- _Problem_
Output solely the number of lines containing the string "Sept".

Dataset rows about figures
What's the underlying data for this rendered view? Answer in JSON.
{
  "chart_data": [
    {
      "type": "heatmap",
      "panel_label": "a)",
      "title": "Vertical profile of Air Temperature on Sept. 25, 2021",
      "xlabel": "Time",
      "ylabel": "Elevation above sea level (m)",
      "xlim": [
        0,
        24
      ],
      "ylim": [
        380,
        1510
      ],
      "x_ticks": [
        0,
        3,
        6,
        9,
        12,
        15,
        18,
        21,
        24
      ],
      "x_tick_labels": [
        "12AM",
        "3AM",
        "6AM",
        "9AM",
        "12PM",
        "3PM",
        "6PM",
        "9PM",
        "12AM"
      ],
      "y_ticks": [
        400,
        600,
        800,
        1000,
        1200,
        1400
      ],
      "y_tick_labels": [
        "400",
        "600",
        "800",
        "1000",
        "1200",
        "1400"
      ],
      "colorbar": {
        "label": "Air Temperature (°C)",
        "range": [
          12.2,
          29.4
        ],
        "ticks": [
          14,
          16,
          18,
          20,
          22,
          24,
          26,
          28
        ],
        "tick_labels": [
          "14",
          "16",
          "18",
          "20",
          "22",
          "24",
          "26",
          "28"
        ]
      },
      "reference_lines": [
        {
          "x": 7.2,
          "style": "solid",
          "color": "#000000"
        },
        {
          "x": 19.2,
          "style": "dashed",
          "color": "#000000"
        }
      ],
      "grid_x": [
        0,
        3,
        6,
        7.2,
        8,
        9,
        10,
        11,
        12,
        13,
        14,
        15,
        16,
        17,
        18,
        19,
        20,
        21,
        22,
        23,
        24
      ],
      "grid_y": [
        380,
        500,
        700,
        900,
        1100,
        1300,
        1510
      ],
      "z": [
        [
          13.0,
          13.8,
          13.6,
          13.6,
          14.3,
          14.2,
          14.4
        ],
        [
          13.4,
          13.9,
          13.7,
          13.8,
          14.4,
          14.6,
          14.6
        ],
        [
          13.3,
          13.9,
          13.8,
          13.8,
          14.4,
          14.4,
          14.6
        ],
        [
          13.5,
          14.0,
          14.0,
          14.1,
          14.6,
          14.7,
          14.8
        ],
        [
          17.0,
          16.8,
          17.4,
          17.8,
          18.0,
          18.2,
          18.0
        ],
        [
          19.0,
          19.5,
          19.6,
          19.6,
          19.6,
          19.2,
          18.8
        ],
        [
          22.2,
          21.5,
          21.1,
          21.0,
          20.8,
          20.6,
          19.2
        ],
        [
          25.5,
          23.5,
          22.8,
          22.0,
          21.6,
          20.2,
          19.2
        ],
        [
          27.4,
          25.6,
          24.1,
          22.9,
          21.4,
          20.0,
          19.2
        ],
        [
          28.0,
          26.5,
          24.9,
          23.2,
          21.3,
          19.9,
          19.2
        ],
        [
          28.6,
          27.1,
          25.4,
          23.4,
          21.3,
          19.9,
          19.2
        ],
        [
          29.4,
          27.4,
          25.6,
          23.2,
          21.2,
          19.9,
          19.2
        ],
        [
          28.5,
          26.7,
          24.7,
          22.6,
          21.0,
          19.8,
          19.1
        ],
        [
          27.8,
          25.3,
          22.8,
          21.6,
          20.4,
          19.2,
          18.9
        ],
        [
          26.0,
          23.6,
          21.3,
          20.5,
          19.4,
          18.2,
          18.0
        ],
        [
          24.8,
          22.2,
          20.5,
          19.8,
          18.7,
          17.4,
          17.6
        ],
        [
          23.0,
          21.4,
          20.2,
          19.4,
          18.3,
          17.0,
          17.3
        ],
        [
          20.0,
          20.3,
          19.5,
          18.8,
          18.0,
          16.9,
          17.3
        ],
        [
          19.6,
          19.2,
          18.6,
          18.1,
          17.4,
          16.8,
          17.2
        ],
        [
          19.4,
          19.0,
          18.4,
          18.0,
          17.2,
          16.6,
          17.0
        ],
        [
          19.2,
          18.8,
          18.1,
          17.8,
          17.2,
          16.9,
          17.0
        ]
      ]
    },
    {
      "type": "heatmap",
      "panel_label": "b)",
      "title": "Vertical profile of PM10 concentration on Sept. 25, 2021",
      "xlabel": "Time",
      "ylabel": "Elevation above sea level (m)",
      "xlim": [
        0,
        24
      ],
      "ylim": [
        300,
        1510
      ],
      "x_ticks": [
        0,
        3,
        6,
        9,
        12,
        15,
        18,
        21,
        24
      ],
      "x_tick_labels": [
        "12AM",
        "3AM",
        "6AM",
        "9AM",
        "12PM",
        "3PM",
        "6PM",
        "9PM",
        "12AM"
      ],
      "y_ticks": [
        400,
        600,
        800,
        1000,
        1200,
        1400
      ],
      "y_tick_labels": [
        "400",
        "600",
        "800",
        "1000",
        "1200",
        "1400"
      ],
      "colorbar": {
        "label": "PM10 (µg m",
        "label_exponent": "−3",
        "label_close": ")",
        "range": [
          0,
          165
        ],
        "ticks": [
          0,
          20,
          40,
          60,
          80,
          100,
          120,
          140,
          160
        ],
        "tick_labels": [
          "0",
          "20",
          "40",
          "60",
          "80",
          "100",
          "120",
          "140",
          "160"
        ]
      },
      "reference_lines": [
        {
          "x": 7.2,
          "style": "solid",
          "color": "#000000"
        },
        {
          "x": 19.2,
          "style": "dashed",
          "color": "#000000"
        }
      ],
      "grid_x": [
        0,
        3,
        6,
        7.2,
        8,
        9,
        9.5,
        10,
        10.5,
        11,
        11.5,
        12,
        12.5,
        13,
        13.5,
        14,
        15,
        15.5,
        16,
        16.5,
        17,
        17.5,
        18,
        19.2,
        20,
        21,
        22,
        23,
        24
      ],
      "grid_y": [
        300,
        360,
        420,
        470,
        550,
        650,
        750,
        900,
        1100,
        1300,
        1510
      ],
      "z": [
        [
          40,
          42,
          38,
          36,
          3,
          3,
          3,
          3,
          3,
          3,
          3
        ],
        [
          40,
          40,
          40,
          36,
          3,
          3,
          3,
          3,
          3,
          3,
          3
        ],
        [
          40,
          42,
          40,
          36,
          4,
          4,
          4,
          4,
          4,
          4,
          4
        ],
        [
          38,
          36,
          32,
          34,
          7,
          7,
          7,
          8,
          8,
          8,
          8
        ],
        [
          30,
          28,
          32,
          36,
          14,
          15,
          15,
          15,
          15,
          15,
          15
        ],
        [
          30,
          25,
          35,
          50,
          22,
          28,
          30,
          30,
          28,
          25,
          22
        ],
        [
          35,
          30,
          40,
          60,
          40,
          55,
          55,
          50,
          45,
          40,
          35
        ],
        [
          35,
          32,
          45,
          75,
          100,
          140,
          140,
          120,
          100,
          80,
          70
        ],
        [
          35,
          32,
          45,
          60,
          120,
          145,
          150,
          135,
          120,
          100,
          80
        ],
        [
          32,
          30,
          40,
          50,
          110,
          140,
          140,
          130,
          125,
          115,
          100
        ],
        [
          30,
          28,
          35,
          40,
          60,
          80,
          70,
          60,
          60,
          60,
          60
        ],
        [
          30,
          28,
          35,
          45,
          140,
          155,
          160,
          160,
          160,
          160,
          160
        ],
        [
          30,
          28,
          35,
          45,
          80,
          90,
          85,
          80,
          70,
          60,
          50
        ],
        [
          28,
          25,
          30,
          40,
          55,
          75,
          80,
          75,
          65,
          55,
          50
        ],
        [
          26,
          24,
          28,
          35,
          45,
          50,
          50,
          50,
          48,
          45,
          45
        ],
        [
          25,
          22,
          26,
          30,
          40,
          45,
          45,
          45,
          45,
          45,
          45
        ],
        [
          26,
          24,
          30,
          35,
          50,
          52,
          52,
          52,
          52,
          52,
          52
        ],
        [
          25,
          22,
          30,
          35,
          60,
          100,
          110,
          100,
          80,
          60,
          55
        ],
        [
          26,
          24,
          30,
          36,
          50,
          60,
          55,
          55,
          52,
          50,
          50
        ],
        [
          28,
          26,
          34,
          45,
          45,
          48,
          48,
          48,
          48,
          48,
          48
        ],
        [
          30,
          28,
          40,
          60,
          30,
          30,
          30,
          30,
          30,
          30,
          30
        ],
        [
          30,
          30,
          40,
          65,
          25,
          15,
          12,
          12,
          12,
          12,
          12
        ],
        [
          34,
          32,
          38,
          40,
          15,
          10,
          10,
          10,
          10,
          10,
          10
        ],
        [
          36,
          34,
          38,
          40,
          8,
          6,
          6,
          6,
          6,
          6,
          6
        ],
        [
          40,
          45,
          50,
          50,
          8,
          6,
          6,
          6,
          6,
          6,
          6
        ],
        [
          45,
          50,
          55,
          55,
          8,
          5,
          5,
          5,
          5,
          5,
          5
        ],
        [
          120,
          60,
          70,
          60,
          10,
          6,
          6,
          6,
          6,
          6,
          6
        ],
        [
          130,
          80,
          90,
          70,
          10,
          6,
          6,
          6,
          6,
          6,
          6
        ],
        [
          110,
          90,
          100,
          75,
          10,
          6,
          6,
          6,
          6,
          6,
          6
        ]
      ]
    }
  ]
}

- _Output_
2